THE EXERCISE: Each record is to be printed again precisely as it reads.

Collected data:

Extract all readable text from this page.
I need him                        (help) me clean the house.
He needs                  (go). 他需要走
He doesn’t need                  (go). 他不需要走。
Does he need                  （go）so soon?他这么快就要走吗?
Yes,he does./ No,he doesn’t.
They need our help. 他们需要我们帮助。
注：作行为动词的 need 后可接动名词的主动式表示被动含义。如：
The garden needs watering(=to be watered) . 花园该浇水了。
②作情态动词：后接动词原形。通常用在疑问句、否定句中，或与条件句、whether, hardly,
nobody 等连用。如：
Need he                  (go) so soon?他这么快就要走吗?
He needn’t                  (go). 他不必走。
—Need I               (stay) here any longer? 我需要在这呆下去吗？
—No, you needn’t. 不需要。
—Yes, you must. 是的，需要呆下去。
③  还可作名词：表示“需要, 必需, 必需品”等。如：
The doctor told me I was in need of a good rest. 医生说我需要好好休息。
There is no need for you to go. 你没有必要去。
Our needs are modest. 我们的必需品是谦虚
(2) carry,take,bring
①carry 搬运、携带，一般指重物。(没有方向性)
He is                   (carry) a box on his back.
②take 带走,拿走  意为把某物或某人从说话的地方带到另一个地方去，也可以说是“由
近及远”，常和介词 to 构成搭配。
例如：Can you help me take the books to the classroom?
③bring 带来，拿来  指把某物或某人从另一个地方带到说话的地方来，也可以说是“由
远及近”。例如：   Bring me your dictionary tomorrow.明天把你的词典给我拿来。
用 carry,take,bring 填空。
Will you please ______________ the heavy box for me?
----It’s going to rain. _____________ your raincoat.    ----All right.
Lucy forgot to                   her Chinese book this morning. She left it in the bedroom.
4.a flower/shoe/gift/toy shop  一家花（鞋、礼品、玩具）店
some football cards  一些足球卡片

THE REPLY:
Extract all readable text from this page.
I need him                        (help) me clean the house.
He needs                  (go). 他需要走
He doesn’t need                  (go). 他不需要走。
Does he need                  （go）so soon?他这么快就要走吗?
Yes,he does./ No,he doesn’t.
They need our help. 他们需要我们帮助。
注：作行为动词的 need 后可接动名词的主动式表示被动含义。如：
The garden needs watering(=to be watered) . 花园该浇水了。
②作情态动词：后接动词原形。通常用在疑问句、否定句中，或与条件句、whether, hardly,
nobody 等连用。如：
Need he                  (go) so soon?他这么快就要走吗?
He needn’t                  (go). 他不必走。
—Need I               (stay) here any longer? 我需要在这呆下去吗？
—No, you needn’t. 不需要。
—Yes, you must. 是的，需要呆下去。
③  还可作名词：表示“需要, 必需, 必需品”等。如：
The doctor told me I was in need of a good rest. 医生说我需要好好休息。
There is no need for you to go. 你没有必要去。
Our needs are modest. 我们的必需品是谦虚
(2) carry,take,bring
①carry 搬运、携带，一般指重物。(没有方向性)
He is                   (carry) a box on his back.
②take 带走,拿走  意为把某物或某人从说话的地方带到另一个地方去，也可以说是“由
近及远”，常和介词 to 构成搭配。
例如：Can you help me take the books to the classroom?
③bring 带来，拿来  指把某物或某人从另一个地方带到说话的地方来，也可以说是“由
远及近”。例如：   Bring me your dictionary tomorrow.明天把你的词典给我拿来。
用 carry,take,bring 填空。
Will you please ______________ the heavy box for me?
----It’s going to rain. _____________ your raincoat.    ----All right.
Lucy forgot to                   her Chinese book this morning. She left it in the bedroom.
4.a flower/shoe/gift/toy shop  一家花（鞋、礼品、玩具）店
some football cards  一些足球卡片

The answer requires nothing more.